__Written task__:
Write the material out again exactly as it stands.

__Records for the task__:
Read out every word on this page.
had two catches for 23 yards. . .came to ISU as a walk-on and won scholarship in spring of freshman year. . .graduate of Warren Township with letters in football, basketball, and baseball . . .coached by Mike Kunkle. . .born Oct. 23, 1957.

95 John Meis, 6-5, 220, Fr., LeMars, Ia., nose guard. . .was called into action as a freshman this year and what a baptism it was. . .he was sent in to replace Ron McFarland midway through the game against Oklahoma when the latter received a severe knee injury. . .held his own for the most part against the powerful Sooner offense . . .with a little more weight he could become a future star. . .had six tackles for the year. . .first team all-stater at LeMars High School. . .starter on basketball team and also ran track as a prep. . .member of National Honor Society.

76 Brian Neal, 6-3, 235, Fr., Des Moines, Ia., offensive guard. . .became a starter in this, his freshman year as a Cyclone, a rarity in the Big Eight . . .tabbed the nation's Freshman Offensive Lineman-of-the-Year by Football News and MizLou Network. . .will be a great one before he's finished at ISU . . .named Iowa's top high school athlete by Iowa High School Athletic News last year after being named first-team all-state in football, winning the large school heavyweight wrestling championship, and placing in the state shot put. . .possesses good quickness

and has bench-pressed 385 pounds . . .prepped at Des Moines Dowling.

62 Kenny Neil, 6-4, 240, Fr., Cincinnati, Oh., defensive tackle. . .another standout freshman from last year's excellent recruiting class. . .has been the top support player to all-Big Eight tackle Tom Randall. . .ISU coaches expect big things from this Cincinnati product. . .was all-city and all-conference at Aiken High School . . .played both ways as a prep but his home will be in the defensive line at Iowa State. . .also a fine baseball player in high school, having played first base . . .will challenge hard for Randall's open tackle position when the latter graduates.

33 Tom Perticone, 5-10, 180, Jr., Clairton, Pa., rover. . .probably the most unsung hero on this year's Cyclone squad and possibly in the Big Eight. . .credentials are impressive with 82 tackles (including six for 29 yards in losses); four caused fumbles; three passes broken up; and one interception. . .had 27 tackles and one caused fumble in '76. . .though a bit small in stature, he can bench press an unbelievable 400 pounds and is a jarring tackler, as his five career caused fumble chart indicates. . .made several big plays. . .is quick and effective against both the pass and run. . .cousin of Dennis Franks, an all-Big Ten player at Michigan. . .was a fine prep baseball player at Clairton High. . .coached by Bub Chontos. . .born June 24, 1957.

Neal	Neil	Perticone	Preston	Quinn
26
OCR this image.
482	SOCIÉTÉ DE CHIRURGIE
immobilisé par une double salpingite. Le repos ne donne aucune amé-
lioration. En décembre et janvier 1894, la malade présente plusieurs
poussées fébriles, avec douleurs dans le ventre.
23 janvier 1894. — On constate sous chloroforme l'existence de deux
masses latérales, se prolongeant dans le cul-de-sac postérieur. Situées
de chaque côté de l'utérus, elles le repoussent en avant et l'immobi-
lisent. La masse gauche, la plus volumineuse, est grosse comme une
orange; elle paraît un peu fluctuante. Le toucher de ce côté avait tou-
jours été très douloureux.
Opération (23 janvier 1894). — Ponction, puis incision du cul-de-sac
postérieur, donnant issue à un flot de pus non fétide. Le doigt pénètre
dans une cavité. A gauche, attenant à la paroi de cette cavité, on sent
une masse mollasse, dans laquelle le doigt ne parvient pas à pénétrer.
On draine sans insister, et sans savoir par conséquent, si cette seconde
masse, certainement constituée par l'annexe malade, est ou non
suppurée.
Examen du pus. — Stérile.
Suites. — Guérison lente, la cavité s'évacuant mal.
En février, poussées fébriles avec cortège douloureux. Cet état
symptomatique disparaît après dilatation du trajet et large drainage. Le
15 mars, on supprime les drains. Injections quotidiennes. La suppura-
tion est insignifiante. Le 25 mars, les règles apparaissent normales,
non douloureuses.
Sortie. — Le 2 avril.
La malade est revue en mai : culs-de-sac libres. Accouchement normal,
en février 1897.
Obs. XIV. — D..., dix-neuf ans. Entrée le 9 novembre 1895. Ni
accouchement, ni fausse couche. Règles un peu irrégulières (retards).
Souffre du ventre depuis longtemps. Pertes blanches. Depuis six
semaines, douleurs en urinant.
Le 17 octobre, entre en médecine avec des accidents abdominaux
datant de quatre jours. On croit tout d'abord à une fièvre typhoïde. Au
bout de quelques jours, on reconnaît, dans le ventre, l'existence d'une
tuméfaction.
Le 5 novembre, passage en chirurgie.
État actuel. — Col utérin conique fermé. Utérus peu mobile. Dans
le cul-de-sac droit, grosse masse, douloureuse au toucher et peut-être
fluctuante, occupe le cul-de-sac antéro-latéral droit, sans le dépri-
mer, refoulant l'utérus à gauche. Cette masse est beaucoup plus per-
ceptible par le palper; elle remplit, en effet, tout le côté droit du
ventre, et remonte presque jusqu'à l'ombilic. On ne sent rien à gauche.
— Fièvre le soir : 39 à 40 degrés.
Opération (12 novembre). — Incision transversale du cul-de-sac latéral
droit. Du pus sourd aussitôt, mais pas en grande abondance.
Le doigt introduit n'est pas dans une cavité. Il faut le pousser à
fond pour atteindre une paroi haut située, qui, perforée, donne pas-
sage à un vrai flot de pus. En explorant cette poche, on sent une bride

__Response to the exercise__:
Read out every word on this page.
had two catches for 23 yards. . .came to ISU as a walk-on and won scholarship in spring of freshman year. . .graduate of Warren Township with letters in football, basketball, and baseball . . .coached by Mike Kunkle. . .born Oct. 23, 1957.

95 John Meis, 6-5, 220, Fr., LeMars, Ia., nose guard. . .was called into action as a freshman this year and what a baptism it was. . .he was sent in to replace Ron McFarland midway through the game against Oklahoma when the latter received a severe knee injury. . .held his own for the most part against the powerful Sooner offense . . .with a little more weight he could become a future star. . .had six tackles for the year. . .first team all-stater at LeMars High School. . .starter on basketball team and also ran track as a prep. . .member of National Honor Society.

76 Brian Neal, 6-3, 235, Fr., Des Moines, Ia., offensive guard. . .became a starter in this, his freshman year as a Cyclone, a rarity in the Big Eight . . .tabbed the nation's Freshman Offensive Lineman-of-the-Year by Football News and MizLou Network. . .will be a great one before he's finished at ISU . . .named Iowa's top high school athlete by Iowa High School Athletic News last year after being named first-team all-state in football, winning the large school heavyweight wrestling championship, and placing in the state shot put. . .possesses good quickness

and has bench-pressed 385 pounds . . .prepped at Des Moines Dowling.

62 Kenny Neil, 6-4, 240, Fr., Cincinnati, Oh., defensive tackle. . .another standout freshman from last year's excellent recruiting class. . .has been the top support player to all-Big Eight tackle Tom Randall. . .ISU coaches expect big things from this Cincinnati product. . .was all-city and all-conference at Aiken High School . . .played both ways as a prep but his home will be in the defensive line at Iowa State. . .also a fine baseball player in high school, having played first base . . .will challenge hard for Randall's open tackle position when the latter graduates.

33 Tom Perticone, 5-10, 180, Jr., Clairton, Pa., rover. . .probably the most unsung hero on this year's Cyclone squad and possibly in the Big Eight. . .credentials are impressive with 82 tackles (including six for 29 yards in losses); four caused fumbles; three passes broken up; and one interception. . .had 27 tackles and one caused fumble in '76. . .though a bit small in stature, he can bench press an unbelievable 400 pounds and is a jarring tackler, as his five career caused fumble chart indicates. . .made several big plays. . .is quick and effective against both the pass and run. . .cousin of Dennis Franks, an all-Big Ten player at Michigan. . .was a fine prep baseball player at Clairton High. . .coached by Bub Chontos. . .born June 24, 1957.

Neal	Neil	Perticone	Preston	Quinn
26
OCR this image.
482	SOCIÉTÉ DE CHIRURGIE
immobilisé par une double salpingite. Le repos ne donne aucune amé-
lioration. En décembre et janvier 1894, la malade présente plusieurs
poussées fébriles, avec douleurs dans le ventre.
23 janvier 1894. — On constate sous chloroforme l'existence de deux
masses latérales, se prolongeant dans le cul-de-sac postérieur. Situées
de chaque côté de l'utérus, elles le repoussent en avant et l'immobi-
lisent. La masse gauche, la plus volumineuse, est grosse comme une
orange; elle paraît un peu fluctuante. Le toucher de ce côté avait tou-
jours été très douloureux.
Opération (23 janvier 1894). — Ponction, puis incision du cul-de-sac
postérieur, donnant issue à un flot de pus non fétide. Le doigt pénètre
dans une cavité. A gauche, attenant à la paroi de cette cavité, on sent
une masse mollasse, dans laquelle le doigt ne parvient pas à pénétrer.
On draine sans insister, et sans savoir par conséquent, si cette seconde
masse, certainement constituée par l'annexe malade, est ou non
suppurée.
Examen du pus. — Stérile.
Suites. — Guérison lente, la cavité s'évacuant mal.
En février, poussées fébriles avec cortège douloureux. Cet état
symptomatique disparaît après dilatation du trajet et large drainage. Le
15 mars, on supprime les drains. Injections quotidiennes. La suppura-
tion est insignifiante. Le 25 mars, les règles apparaissent normales,
non douloureuses.
Sortie. — Le 2 avril.
La malade est revue en mai : culs-de-sac libres. Accouchement normal,
en février 1897.
Obs. XIV. — D..., dix-neuf ans. Entrée le 9 novembre 1895. Ni
accouchement, ni fausse couche. Règles un peu irrégulières (retards).
Souffre du ventre depuis longtemps. Pertes blanches. Depuis six
semaines, douleurs en urinant.
Le 17 octobre, entre en médecine avec des accidents abdominaux
datant de quatre jours. On croit tout d'abord à une fièvre typhoïde. Au
bout de quelques jours, on reconnaît, dans le ventre, l'existence d'une
tuméfaction.
Le 5 novembre, passage en chirurgie.
État actuel. — Col utérin conique fermé. Utérus peu mobile. Dans
le cul-de-sac droit, grosse masse, douloureuse au toucher et peut-être
fluctuante, occupe le cul-de-sac antéro-latéral droit, sans le dépri-
mer, refoulant l'utérus à gauche. Cette masse est beaucoup plus per-
ceptible par le palper; elle remplit, en effet, tout le côté droit du
ventre, et remonte presque jusqu'à l'ombilic. On ne sent rien à gauche.
— Fièvre le soir : 39 à 40 degrés.
Opération (12 novembre). — Incision transversale du cul-de-sac latéral
droit. Du pus sourd aussitôt, mais pas en grande abondance.
Le doigt introduit n'est pas dans une cavité. Il faut le pousser à
fond pour atteindre une paroi haut située, qui, perforée, donne pas-
sage à un vrai flot de pus. En explorant cette poche, on sent une bride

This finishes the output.